DATA FOR THIS TASK start

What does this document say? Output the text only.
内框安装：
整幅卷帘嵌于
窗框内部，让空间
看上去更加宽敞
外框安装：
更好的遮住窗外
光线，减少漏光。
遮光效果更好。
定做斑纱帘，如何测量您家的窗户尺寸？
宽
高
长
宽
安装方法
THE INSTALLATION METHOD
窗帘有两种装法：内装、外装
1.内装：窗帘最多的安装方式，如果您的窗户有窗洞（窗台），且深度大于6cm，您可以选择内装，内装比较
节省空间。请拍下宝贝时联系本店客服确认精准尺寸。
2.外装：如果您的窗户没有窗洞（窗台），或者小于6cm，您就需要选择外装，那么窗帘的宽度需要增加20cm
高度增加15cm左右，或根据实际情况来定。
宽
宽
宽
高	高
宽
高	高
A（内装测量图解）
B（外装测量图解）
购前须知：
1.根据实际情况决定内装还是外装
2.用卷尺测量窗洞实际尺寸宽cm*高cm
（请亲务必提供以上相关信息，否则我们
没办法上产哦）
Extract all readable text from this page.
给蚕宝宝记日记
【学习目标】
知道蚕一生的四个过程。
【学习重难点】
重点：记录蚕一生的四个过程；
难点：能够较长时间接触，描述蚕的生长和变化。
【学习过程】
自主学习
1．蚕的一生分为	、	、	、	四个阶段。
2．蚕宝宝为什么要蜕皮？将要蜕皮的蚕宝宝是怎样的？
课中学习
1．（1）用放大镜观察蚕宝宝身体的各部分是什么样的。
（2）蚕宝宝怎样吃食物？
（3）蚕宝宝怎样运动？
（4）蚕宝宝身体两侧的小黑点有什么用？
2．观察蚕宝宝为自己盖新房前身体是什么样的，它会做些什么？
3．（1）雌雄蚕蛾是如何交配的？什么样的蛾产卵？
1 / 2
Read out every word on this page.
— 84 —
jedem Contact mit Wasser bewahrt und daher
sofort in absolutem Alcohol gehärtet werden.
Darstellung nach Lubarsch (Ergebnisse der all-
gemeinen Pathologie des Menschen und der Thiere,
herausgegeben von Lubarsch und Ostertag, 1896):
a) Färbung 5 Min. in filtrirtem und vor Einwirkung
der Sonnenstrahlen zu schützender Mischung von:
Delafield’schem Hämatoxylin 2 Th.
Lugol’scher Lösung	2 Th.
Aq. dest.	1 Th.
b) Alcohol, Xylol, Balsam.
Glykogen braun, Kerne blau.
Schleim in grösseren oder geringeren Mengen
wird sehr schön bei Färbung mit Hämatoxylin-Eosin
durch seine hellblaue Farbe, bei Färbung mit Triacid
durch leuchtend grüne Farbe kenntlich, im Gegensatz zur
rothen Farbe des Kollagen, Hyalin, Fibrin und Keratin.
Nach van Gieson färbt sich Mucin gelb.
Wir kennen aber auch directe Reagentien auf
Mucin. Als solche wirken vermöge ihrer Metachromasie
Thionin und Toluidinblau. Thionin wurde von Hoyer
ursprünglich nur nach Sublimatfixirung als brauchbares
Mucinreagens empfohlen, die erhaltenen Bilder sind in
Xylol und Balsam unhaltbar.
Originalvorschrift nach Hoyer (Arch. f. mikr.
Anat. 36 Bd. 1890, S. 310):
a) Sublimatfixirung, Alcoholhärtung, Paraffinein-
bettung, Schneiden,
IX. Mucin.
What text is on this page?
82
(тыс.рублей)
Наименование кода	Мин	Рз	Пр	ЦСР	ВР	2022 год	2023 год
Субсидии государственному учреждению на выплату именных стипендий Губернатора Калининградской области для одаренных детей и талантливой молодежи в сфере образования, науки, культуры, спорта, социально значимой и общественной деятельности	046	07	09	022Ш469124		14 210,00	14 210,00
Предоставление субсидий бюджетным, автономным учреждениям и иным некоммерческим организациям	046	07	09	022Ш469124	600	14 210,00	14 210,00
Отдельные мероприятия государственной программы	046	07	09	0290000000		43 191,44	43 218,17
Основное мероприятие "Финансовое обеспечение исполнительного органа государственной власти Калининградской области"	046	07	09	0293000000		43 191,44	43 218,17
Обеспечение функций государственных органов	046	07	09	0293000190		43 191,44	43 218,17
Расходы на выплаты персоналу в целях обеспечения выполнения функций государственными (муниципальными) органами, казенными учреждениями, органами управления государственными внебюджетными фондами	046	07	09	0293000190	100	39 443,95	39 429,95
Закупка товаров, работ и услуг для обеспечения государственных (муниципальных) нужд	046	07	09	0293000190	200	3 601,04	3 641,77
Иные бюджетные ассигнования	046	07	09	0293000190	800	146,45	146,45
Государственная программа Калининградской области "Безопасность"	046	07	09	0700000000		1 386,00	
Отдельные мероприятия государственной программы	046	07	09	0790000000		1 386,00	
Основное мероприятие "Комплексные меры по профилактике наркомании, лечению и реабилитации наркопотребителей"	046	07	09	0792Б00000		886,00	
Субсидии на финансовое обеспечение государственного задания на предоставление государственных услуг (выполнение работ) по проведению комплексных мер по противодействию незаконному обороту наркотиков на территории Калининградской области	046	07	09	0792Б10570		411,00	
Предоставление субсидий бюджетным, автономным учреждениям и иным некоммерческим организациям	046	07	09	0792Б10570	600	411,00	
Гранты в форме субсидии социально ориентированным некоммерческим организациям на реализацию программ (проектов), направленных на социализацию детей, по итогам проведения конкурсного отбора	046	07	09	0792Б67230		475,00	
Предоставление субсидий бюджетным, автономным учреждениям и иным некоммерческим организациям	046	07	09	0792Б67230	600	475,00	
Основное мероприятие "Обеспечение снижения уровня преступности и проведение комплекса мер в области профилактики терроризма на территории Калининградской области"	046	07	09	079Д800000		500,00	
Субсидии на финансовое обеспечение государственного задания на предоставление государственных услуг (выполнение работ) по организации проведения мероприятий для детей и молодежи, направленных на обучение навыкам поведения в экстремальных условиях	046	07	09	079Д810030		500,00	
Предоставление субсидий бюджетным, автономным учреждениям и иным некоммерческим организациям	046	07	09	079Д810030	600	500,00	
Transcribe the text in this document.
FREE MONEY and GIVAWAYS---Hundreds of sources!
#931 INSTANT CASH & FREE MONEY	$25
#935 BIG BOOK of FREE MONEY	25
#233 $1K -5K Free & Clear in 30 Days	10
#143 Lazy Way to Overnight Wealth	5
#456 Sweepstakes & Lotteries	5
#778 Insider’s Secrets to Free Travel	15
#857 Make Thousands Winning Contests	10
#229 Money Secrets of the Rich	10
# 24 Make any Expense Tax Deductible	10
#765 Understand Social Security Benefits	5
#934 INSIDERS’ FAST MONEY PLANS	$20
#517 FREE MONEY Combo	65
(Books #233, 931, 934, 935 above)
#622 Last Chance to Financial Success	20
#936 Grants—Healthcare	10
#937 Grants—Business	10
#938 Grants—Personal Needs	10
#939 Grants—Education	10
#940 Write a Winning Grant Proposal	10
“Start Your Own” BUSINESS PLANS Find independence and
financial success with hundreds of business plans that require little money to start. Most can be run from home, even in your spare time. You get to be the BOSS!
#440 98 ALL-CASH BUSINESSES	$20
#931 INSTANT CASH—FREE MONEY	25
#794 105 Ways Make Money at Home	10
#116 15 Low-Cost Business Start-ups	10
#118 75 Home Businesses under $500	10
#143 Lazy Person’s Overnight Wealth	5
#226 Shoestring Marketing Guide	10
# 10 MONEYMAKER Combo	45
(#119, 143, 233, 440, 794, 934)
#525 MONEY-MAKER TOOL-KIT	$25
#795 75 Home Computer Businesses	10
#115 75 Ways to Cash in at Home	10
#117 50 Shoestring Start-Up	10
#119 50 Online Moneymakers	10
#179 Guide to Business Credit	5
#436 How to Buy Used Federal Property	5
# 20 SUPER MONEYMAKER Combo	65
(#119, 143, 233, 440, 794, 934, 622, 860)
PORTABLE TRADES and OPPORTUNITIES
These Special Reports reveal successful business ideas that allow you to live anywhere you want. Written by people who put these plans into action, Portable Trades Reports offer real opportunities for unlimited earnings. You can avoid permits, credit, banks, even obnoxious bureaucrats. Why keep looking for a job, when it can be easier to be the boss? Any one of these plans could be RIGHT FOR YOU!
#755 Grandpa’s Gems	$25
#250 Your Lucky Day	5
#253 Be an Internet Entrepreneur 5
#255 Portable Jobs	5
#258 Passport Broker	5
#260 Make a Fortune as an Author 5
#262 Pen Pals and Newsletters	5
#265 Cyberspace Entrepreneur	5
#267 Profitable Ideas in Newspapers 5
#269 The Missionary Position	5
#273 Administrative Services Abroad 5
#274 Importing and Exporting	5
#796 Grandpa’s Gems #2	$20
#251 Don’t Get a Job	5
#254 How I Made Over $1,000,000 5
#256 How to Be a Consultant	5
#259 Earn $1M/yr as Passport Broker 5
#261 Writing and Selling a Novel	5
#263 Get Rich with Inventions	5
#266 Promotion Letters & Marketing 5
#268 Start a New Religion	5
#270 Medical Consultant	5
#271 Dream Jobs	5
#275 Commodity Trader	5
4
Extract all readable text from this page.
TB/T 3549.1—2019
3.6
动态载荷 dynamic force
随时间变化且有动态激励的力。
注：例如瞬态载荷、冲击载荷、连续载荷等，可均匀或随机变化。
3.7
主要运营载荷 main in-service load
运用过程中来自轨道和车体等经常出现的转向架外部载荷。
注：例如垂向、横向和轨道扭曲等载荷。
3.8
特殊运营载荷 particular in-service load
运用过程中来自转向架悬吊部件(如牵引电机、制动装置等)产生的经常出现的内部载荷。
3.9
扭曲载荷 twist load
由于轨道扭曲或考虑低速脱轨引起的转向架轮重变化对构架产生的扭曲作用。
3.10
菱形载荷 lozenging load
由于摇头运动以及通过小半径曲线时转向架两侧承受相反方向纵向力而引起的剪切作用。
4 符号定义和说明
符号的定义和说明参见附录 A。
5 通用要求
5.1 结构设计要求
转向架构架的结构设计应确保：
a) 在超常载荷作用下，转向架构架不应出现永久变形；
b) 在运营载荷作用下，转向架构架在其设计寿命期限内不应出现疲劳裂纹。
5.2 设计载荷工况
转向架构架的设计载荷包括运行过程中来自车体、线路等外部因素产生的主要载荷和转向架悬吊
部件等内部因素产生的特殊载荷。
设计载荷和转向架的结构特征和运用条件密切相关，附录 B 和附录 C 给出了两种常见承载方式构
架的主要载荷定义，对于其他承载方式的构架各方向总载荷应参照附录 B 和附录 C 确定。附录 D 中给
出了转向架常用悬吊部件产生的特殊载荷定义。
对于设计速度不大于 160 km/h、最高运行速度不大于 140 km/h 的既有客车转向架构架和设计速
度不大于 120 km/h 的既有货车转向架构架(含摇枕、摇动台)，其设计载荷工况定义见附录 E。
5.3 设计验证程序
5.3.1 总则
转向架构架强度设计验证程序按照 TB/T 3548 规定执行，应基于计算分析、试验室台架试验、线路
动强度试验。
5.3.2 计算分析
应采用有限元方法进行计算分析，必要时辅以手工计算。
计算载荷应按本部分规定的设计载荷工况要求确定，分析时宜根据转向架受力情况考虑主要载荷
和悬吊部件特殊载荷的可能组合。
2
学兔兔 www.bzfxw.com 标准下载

DATA FOR THIS TASK end

YOUR TASK: Show every line in the records above that contains the word "Wealth".

SOLVED EXERCISE:
#143 Lazy Way to Overnight Wealth	5
#143 Lazy Person’s Overnight Wealth	5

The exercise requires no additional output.